*** ENTRIES SHOWN ***
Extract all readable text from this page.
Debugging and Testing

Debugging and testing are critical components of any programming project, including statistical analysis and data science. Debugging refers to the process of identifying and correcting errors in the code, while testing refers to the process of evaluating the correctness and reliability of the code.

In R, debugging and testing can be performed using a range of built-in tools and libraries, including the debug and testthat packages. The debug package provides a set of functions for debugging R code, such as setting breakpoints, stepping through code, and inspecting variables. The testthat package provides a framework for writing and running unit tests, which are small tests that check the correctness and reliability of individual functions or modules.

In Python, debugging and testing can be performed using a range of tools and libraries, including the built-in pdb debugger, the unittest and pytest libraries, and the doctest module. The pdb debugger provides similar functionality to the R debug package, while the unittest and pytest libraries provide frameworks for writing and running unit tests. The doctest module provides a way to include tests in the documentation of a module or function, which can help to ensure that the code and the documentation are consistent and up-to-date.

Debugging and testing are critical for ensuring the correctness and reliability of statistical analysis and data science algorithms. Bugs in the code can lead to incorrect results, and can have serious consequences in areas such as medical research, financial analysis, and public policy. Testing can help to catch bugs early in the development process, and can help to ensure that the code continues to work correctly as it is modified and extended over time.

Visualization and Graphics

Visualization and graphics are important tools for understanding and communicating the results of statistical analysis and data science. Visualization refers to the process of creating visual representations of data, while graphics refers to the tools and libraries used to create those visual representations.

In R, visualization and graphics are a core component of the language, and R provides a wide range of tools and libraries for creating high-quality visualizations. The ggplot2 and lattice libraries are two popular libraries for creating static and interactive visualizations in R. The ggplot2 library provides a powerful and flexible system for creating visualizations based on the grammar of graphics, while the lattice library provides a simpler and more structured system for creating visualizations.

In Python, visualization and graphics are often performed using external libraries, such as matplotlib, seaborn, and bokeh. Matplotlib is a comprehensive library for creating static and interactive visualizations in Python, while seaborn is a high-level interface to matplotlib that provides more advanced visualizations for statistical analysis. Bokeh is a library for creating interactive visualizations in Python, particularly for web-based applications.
***
*** ENTRIES SHOWN ***
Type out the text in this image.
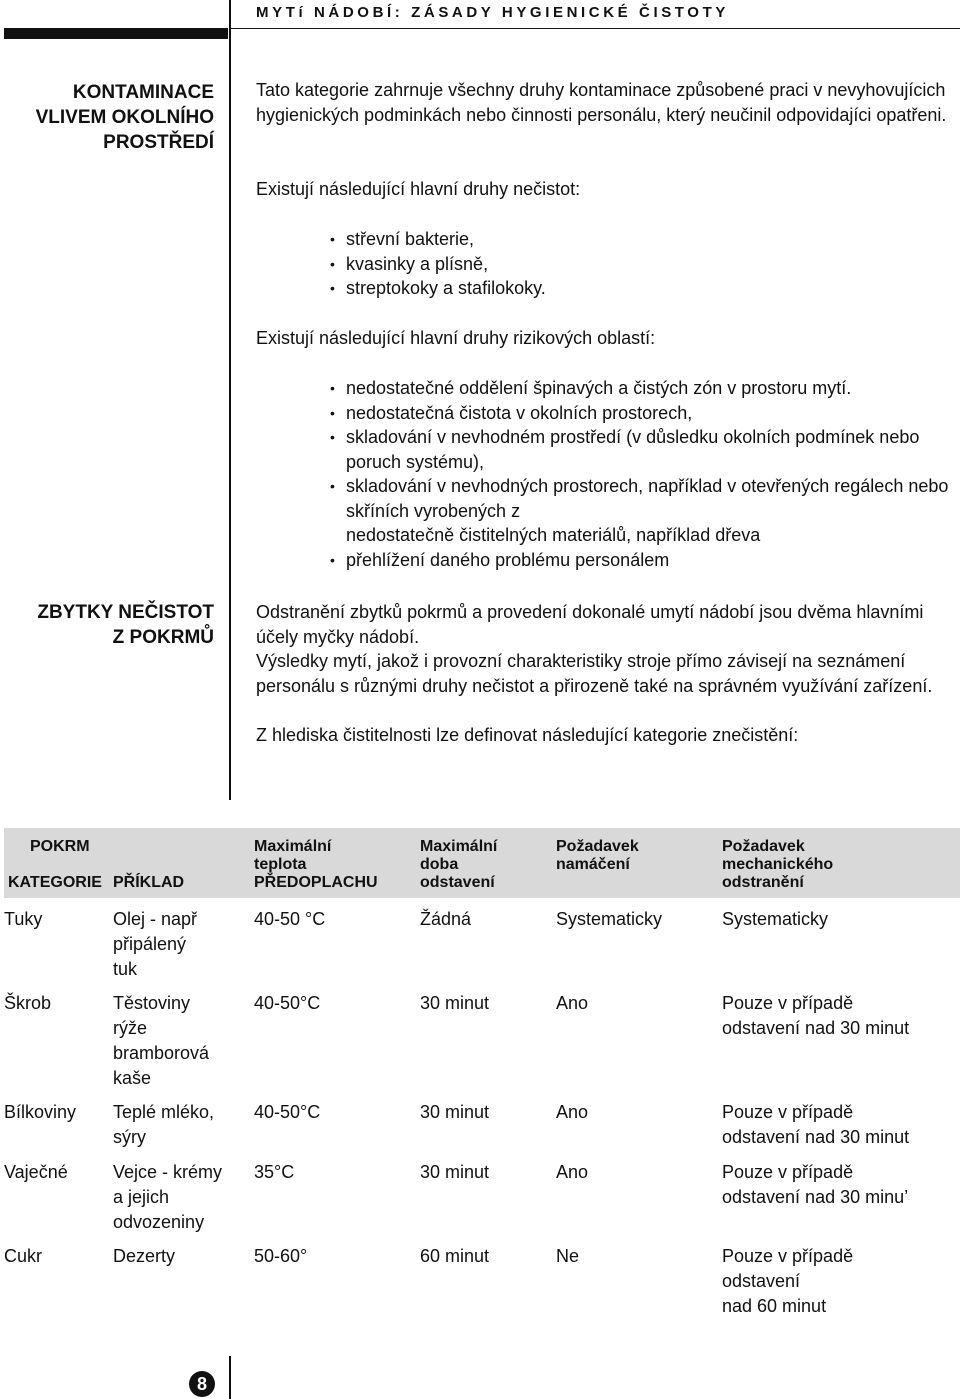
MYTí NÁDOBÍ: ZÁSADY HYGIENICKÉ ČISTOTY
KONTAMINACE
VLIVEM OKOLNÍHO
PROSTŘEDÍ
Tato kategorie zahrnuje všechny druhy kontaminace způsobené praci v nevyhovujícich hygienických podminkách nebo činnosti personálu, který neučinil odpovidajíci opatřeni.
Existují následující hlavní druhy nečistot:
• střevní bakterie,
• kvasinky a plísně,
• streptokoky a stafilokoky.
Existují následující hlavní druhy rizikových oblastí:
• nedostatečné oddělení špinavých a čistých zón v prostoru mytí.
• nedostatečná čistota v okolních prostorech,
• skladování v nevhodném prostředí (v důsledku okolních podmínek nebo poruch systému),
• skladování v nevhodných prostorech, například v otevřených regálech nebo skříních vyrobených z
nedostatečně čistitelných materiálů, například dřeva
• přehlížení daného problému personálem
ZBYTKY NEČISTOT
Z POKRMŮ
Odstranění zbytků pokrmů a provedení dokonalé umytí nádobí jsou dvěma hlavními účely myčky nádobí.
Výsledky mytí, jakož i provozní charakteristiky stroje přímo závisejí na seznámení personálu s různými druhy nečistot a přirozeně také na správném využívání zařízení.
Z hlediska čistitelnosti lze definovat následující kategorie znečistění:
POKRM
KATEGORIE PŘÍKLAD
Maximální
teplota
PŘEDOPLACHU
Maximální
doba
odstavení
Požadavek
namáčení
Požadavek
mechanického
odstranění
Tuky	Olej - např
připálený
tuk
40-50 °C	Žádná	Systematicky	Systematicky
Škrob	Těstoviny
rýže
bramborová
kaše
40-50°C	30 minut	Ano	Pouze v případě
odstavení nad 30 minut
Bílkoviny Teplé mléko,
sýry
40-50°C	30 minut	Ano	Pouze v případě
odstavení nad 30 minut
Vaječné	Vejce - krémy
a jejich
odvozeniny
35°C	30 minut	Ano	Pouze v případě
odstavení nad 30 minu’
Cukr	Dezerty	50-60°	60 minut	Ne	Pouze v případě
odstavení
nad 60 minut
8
***
Scan the data above; copy every line where "text" appears.

Extract all readable text from this page.
Type out the text in this image.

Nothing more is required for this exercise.